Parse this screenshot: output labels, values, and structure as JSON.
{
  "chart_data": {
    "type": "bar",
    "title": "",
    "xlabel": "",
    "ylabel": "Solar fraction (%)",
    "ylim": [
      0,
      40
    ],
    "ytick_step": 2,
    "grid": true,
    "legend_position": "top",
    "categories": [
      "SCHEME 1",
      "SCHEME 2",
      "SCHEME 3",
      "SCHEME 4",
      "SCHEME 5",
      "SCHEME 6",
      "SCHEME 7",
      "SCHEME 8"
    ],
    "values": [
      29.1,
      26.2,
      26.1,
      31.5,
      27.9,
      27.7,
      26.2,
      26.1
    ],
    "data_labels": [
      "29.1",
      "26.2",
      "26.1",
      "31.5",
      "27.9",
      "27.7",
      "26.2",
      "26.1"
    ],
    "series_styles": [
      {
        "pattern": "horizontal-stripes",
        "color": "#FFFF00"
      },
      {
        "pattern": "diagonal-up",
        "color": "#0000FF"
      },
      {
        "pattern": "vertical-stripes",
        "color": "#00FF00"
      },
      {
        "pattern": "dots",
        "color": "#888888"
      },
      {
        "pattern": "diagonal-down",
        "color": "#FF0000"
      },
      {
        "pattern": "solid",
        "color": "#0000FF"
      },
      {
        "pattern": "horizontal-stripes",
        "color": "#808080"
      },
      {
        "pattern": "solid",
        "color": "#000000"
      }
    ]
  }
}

● **To be done**
The lines above should be duplicated exactly.

● **Correct result**
Parse this screenshot: output labels, values, and structure as JSON.
{
  "chart_data": {
    "type": "bar",
    "title": "",
    "xlabel": "",
    "ylabel": "Solar fraction (%)",
    "ylim": [
      0,
      40
    ],
    "ytick_step": 2,
    "grid": true,
    "legend_position": "top",
    "categories": [
      "SCHEME 1",
      "SCHEME 2",
      "SCHEME 3",
      "SCHEME 4",
      "SCHEME 5",
      "SCHEME 6",
      "SCHEME 7",
      "SCHEME 8"
    ],
    "values": [
      29.1,
      26.2,
      26.1,
      31.5,
      27.9,
      27.7,
      26.2,
      26.1
    ],
    "data_labels": [
      "29.1",
      "26.2",
      "26.1",
      "31.5",
      "27.9",
      "27.7",
      "26.2",
      "26.1"
    ],
    "series_styles": [
      {
        "pattern": "horizontal-stripes",
        "color": "#FFFF00"
      },
      {
        "pattern": "diagonal-up",
        "color": "#0000FF"
      },
      {
        "pattern": "vertical-stripes",
        "color": "#00FF00"
      },
      {
        "pattern": "dots",
        "color": "#888888"
      },
      {
        "pattern": "diagonal-down",
        "color": "#FF0000"
      },
      {
        "pattern": "solid",
        "color": "#0000FF"
      },
      {
        "pattern": "horizontal-stripes",
        "color": "#808080"
      },
      {
        "pattern": "solid",
        "color": "#000000"
      }
    ]
  }
}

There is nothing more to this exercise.